Task details: In the data, extract each line that holds the string "title".

Data supplied:
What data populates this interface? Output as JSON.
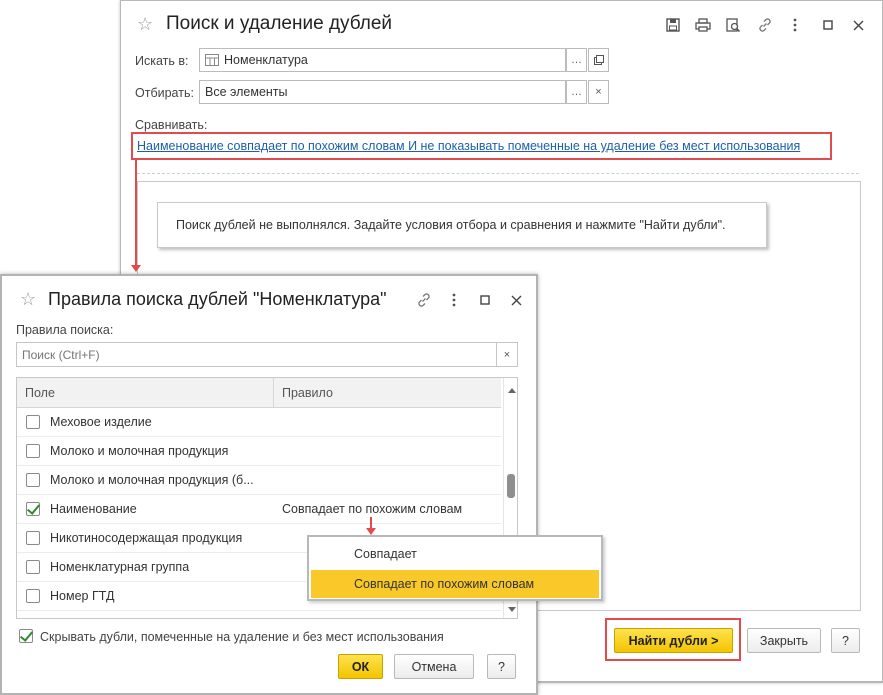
{
  "main": {
    "title": "Поиск и удаление дублей",
    "search_in_label": "Искать в:",
    "search_in_value": "Номенклатура",
    "filter_label": "Отбирать:",
    "filter_value": "Все элементы",
    "compare_label": "Сравнивать:",
    "compare_link": "Наименование совпадает по похожим словам И не показывать помеченные на удаление без мест использования",
    "info_message": "Поиск дублей не выполнялся.  Задайте условия отбора и сравнения и нажмите \"Найти дубли\".",
    "find_button": "Найти дубли >",
    "close_button": "Закрыть",
    "help_button": "?"
  },
  "dialog": {
    "title": "Правила поиска дублей \"Номенклатура\"",
    "rules_label": "Правила поиска:",
    "search_placeholder": "Поиск (Ctrl+F)",
    "columns": [
      "Поле",
      "Правило"
    ],
    "rows": [
      {
        "field": "Меховое изделие",
        "rule": "",
        "checked": false
      },
      {
        "field": "Молоко и молочная продукция",
        "rule": "",
        "checked": false
      },
      {
        "field": "Молоко и молочная продукция (б...",
        "rule": "",
        "checked": false
      },
      {
        "field": "Наименование",
        "rule": "Совпадает по похожим словам",
        "checked": true
      },
      {
        "field": "Никотиносодержащая продукция",
        "rule": "",
        "checked": false
      },
      {
        "field": "Номенклатурная группа",
        "rule": "",
        "checked": false
      },
      {
        "field": "Номер ГТД",
        "rule": "",
        "checked": false
      }
    ],
    "hide_label": "Скрывать дубли, помеченные на удаление и без мест использования",
    "hide_checked": true,
    "ok_button": "ОК",
    "cancel_button": "Отмена",
    "help_button": "?"
  },
  "dropdown": {
    "options": [
      "Совпадает",
      "Совпадает по похожим словам"
    ],
    "selected_index": 1
  },
  "colors": {
    "accent_yellow": "#f8c928",
    "highlight_red": "#e24b4b",
    "link_blue": "#1f5fa8"
  }
}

Reply to the task:
    "title": "Поиск и удаление дублей",
    "title": "Правила поиска дублей \"Номенклатура\"",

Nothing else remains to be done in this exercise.